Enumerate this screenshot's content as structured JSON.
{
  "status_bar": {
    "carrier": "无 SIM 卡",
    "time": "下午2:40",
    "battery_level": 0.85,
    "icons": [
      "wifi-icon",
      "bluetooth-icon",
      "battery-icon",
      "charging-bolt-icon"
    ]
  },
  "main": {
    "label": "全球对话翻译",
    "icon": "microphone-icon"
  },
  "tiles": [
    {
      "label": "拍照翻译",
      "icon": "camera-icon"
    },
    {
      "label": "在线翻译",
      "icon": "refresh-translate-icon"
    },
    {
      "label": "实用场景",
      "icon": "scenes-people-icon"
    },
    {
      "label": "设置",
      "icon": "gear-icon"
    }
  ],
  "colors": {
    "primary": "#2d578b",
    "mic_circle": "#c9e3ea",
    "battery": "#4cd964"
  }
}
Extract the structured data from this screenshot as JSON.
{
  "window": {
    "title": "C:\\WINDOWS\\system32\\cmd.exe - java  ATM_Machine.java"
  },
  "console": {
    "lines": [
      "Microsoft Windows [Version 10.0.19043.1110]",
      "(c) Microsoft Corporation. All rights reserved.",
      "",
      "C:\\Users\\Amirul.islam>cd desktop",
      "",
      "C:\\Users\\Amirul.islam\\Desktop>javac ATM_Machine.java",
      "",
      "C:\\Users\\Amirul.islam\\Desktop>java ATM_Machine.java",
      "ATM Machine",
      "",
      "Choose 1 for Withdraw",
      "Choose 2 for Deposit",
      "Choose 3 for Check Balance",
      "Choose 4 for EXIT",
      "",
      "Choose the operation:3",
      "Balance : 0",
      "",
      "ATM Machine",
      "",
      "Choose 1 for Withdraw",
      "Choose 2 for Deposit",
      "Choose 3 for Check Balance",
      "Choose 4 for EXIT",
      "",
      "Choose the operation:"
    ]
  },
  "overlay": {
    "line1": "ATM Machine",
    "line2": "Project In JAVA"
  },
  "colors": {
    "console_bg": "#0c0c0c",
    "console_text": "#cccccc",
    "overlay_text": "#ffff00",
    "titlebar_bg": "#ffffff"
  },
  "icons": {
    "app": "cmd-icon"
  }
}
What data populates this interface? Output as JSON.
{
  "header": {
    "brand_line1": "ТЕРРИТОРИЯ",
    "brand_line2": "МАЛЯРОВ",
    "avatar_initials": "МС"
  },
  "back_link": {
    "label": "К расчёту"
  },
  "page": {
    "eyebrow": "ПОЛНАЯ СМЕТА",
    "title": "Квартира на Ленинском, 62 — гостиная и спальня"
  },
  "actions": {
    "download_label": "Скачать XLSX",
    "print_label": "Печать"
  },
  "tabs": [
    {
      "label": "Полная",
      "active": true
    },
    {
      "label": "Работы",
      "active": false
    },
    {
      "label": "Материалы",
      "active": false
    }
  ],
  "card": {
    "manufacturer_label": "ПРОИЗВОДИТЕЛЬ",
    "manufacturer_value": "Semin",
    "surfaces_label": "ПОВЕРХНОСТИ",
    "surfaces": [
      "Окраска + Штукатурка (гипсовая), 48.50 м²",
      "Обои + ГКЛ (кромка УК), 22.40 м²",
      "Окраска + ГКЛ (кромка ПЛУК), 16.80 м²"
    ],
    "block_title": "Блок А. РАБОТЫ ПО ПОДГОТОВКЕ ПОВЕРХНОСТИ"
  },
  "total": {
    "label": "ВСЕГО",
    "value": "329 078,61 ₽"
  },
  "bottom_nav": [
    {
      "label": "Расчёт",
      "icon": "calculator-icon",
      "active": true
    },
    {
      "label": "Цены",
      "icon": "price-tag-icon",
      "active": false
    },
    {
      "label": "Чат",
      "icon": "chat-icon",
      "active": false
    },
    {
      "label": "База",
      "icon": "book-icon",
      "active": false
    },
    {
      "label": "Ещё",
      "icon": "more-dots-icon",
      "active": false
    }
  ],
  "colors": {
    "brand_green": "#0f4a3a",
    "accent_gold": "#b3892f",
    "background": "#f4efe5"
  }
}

☆ ☆ ☆

_Exercise task_:
Pick out the lines that include the word "кромка" and write them out.

_Answer to the exercise_:
      "Обои + ГКЛ (кромка УК), 22.40 м²",
      "Окраска + ГКЛ (кромка ПЛУК), 16.80 м²"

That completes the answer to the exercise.